Pull out each line of the records holding the string "adatainak".

Data entries:
# # # #
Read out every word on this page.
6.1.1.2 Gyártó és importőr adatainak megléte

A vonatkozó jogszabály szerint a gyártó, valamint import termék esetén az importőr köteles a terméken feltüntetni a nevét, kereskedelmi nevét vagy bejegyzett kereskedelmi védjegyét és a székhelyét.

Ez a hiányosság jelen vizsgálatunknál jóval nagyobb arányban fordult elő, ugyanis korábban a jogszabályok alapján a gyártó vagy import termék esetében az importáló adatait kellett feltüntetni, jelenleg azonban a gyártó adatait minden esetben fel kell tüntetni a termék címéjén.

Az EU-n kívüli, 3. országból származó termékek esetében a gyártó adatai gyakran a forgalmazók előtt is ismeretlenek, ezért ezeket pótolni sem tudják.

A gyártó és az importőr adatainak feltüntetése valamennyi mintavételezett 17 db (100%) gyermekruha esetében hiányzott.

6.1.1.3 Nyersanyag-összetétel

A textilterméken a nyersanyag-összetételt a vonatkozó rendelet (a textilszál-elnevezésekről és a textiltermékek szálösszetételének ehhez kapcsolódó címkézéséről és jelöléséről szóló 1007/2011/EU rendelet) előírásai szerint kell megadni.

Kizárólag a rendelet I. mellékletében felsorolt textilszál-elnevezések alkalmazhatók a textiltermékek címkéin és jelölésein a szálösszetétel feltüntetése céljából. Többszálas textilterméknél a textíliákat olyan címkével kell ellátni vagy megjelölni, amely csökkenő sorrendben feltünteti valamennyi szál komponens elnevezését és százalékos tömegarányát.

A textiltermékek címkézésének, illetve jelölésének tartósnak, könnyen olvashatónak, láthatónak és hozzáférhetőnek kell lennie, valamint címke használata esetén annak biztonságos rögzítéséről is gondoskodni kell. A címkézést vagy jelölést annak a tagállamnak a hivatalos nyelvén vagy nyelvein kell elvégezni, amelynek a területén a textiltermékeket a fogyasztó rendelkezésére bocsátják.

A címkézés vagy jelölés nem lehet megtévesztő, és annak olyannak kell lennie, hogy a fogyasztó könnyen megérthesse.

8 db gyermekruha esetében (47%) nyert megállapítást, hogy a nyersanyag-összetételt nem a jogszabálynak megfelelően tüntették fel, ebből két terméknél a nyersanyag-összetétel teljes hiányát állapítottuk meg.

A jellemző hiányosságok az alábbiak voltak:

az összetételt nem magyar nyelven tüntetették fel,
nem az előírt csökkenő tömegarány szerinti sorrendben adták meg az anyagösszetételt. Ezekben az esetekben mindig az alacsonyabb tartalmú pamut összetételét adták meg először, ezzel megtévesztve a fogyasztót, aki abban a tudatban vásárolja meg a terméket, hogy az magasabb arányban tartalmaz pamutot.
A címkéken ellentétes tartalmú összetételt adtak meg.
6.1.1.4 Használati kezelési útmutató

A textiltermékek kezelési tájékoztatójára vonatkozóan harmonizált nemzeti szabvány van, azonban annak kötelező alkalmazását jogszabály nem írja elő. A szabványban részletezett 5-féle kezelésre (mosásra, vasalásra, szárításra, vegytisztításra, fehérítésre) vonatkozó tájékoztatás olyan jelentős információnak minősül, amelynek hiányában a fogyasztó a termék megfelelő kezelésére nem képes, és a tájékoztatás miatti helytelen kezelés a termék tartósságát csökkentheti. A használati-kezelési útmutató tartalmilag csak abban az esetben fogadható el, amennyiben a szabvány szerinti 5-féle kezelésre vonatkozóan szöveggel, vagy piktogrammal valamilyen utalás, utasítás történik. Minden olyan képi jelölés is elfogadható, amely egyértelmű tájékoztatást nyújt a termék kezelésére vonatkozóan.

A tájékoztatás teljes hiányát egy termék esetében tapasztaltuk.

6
# # # #
### REPLY TO THE EXERCISE
6.1.1.2 Gyártó és importőr adatainak megléte
A gyártó és az importőr adatainak feltüntetése valamennyi mintavételezett 17 db (100%) gyermekruha esetében hiányzott.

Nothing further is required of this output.